▶ **Provided data**:
=-=-=

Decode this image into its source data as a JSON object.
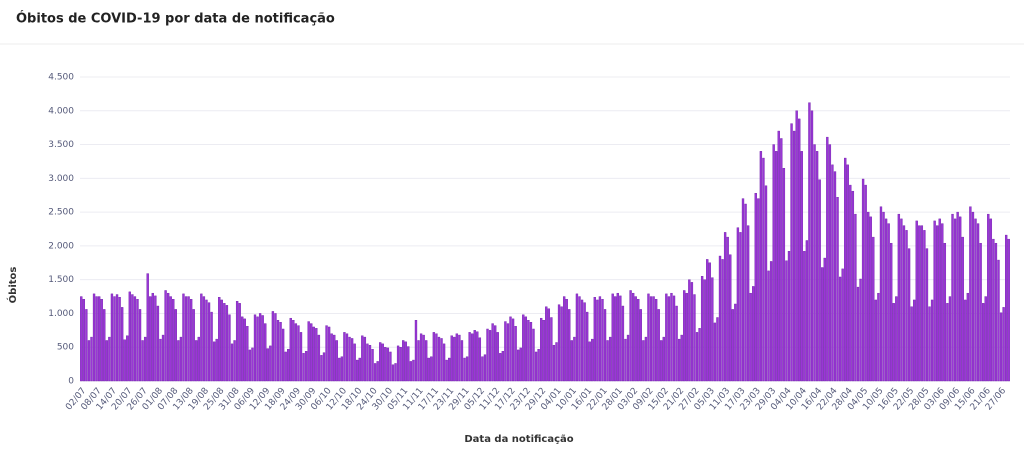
{
  "chart_data": {
    "type": "bar",
    "title": "Óbitos de COVID-19 por data de notificação",
    "x_label": "Data da notificação",
    "y_label": "Óbitos",
    "color": "#9a36d6",
    "grid": true,
    "ylim": [
      0,
      4500
    ],
    "yticks": [
      0,
      500,
      {
        "value": 1000,
        "label": "1.000"
      },
      {
        "value": 1500,
        "label": "1.500"
      },
      {
        "value": 2000,
        "label": "2.000"
      },
      {
        "value": 2500,
        "label": "2.500"
      },
      {
        "value": 3000,
        "label": "3.000"
      },
      {
        "value": 3500,
        "label": "3.500"
      },
      {
        "value": 4000,
        "label": "4.000"
      },
      {
        "value": 4500,
        "label": "4.500"
      }
    ],
    "categories": [
      "02/07",
      null,
      null,
      null,
      null,
      null,
      "08/07",
      null,
      null,
      null,
      null,
      null,
      "14/07",
      null,
      null,
      null,
      null,
      null,
      "20/07",
      null,
      null,
      null,
      null,
      null,
      "26/07",
      null,
      null,
      null,
      null,
      null,
      "01/08",
      null,
      null,
      null,
      null,
      null,
      "07/08",
      null,
      null,
      null,
      null,
      null,
      "13/08",
      null,
      null,
      null,
      null,
      null,
      "19/08",
      null,
      null,
      null,
      null,
      null,
      "25/08",
      null,
      null,
      null,
      null,
      null,
      "31/08",
      null,
      null,
      null,
      null,
      null,
      "06/09",
      null,
      null,
      null,
      null,
      null,
      "12/09",
      null,
      null,
      null,
      null,
      null,
      "18/09",
      null,
      null,
      null,
      null,
      null,
      "24/09",
      null,
      null,
      null,
      null,
      null,
      "30/09",
      null,
      null,
      null,
      null,
      null,
      "06/10",
      null,
      null,
      null,
      null,
      null,
      "12/10",
      null,
      null,
      null,
      null,
      null,
      "18/10",
      null,
      null,
      null,
      null,
      null,
      "24/10",
      null,
      null,
      null,
      null,
      null,
      "30/10",
      null,
      null,
      null,
      null,
      null,
      "05/11",
      null,
      null,
      null,
      null,
      null,
      "11/11",
      null,
      null,
      null,
      null,
      null,
      "17/11",
      null,
      null,
      null,
      null,
      null,
      "23/11",
      null,
      null,
      null,
      null,
      null,
      "29/11",
      null,
      null,
      null,
      null,
      null,
      "05/12",
      null,
      null,
      null,
      null,
      null,
      "11/12",
      null,
      null,
      null,
      null,
      null,
      "17/12",
      null,
      null,
      null,
      null,
      null,
      "23/12",
      null,
      null,
      null,
      null,
      null,
      "29/12",
      null,
      null,
      null,
      null,
      null,
      "04/01",
      null,
      null,
      null,
      null,
      null,
      "10/01",
      null,
      null,
      null,
      null,
      null,
      "16/01",
      null,
      null,
      null,
      null,
      null,
      "22/01",
      null,
      null,
      null,
      null,
      null,
      "28/01",
      null,
      null,
      null,
      null,
      null,
      "03/02",
      null,
      null,
      null,
      null,
      null,
      "09/02",
      null,
      null,
      null,
      null,
      null,
      "15/02",
      null,
      null,
      null,
      null,
      null,
      "21/02",
      null,
      null,
      null,
      null,
      null,
      "27/02",
      null,
      null,
      null,
      null,
      null,
      "05/03",
      null,
      null,
      null,
      null,
      null,
      "11/03",
      null,
      null,
      null,
      null,
      null,
      "17/03",
      null,
      null,
      null,
      null,
      null,
      "23/03",
      null,
      null,
      null,
      null,
      null,
      "29/03",
      null,
      null,
      null,
      null,
      null,
      "04/04",
      null,
      null,
      null,
      null,
      null,
      "10/04",
      null,
      null,
      null,
      null,
      null,
      "16/04",
      null,
      null,
      null,
      null,
      null,
      "22/04",
      null,
      null,
      null,
      null,
      null,
      "28/04",
      null,
      null,
      null,
      null,
      null,
      "04/05",
      null,
      null,
      null,
      null,
      null,
      "10/05",
      null,
      null,
      null,
      null,
      null,
      "16/05",
      null,
      null,
      null,
      null,
      null,
      "22/05",
      null,
      null,
      null,
      null,
      null,
      "28/05",
      null,
      null,
      null,
      null,
      null,
      "03/06",
      null,
      null,
      null,
      null,
      null,
      "09/06",
      null,
      null,
      null,
      null,
      null,
      "15/06",
      null,
      null,
      null,
      null,
      null,
      "21/06",
      null,
      null,
      null,
      null,
      null,
      "27/06",
      null,
      null,
      null
    ],
    "values": [
      1250,
      1210,
      1060,
      600,
      650,
      1290,
      1250,
      1250,
      1210,
      1060,
      600,
      650,
      1290,
      1250,
      1280,
      1240,
      1090,
      610,
      670,
      1320,
      1280,
      1250,
      1210,
      1060,
      600,
      650,
      1590,
      1250,
      1300,
      1260,
      1110,
      620,
      680,
      1340,
      1300,
      1250,
      1210,
      1060,
      600,
      650,
      1290,
      1250,
      1250,
      1210,
      1060,
      600,
      650,
      1290,
      1250,
      1200,
      1160,
      1020,
      580,
      620,
      1240,
      1200,
      1150,
      1120,
      980,
      550,
      600,
      1180,
      1150,
      950,
      920,
      810,
      460,
      490,
      980,
      950,
      1000,
      970,
      850,
      480,
      520,
      1030,
      1000,
      900,
      870,
      770,
      430,
      470,
      930,
      900,
      850,
      820,
      720,
      410,
      440,
      880,
      850,
      800,
      780,
      680,
      380,
      420,
      820,
      800,
      700,
      680,
      600,
      340,
      360,
      720,
      700,
      650,
      630,
      550,
      310,
      340,
      670,
      650,
      550,
      530,
      470,
      260,
      290,
      570,
      550,
      500,
      490,
      430,
      240,
      260,
      520,
      500,
      600,
      580,
      510,
      290,
      310,
      900,
      600,
      700,
      680,
      600,
      340,
      360,
      720,
      700,
      650,
      630,
      550,
      310,
      340,
      670,
      650,
      700,
      680,
      600,
      340,
      360,
      720,
      700,
      750,
      730,
      640,
      360,
      390,
      770,
      750,
      850,
      820,
      720,
      410,
      440,
      880,
      850,
      950,
      920,
      810,
      460,
      490,
      980,
      950,
      900,
      870,
      770,
      430,
      470,
      930,
      900,
      1100,
      1070,
      940,
      530,
      570,
      1130,
      1100,
      1250,
      1210,
      1060,
      600,
      650,
      1290,
      1250,
      1200,
      1160,
      1020,
      580,
      620,
      1240,
      1200,
      1250,
      1210,
      1060,
      600,
      650,
      1290,
      1250,
      1300,
      1260,
      1110,
      620,
      680,
      1340,
      1300,
      1250,
      1210,
      1060,
      600,
      650,
      1290,
      1250,
      1250,
      1210,
      1060,
      600,
      650,
      1290,
      1250,
      1300,
      1260,
      1110,
      620,
      680,
      1340,
      1300,
      1500,
      1460,
      1280,
      720,
      780,
      1550,
      1500,
      1800,
      1750,
      1530,
      860,
      940,
      1850,
      1800,
      2200,
      2130,
      1870,
      1060,
      1140,
      2270,
      2200,
      2700,
      2620,
      2300,
      1300,
      1400,
      2780,
      2700,
      3400,
      3300,
      2890,
      1630,
      1770,
      3500,
      3400,
      3700,
      3590,
      3150,
      1780,
      1920,
      3810,
      3700,
      4000,
      3880,
      3400,
      1920,
      2080,
      4120,
      4000,
      3500,
      3400,
      2980,
      1680,
      1820,
      3610,
      3500,
      3200,
      3100,
      2720,
      1540,
      1660,
      3300,
      3200,
      2900,
      2810,
      2470,
      1390,
      1510,
      2990,
      2900,
      2500,
      2430,
      2130,
      1200,
      1300,
      2580,
      2500,
      2400,
      2330,
      2040,
      1150,
      1250,
      2470,
      2400,
      2300,
      2230,
      1960,
      1100,
      1200,
      2370,
      2300,
      2300,
      2230,
      1960,
      1100,
      1200,
      2370,
      2300,
      2400,
      2330,
      2040,
      1150,
      1250,
      2470,
      2400,
      2500,
      2430,
      2130,
      1200,
      1300,
      2580,
      2500,
      2400,
      2330,
      2040,
      1150,
      1250,
      2470,
      2400,
      2100,
      2040,
      1790,
      1010,
      1090,
      2160,
      2100
    ]
  }
}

=-=-=

▶ **What you need to do**: Find every line in the records above that holds the word "Óbitos", and copy each one.

▶ **Written answer**:
    "title": "Óbitos de COVID-19 por data de notificação",
    "y_label": "Óbitos",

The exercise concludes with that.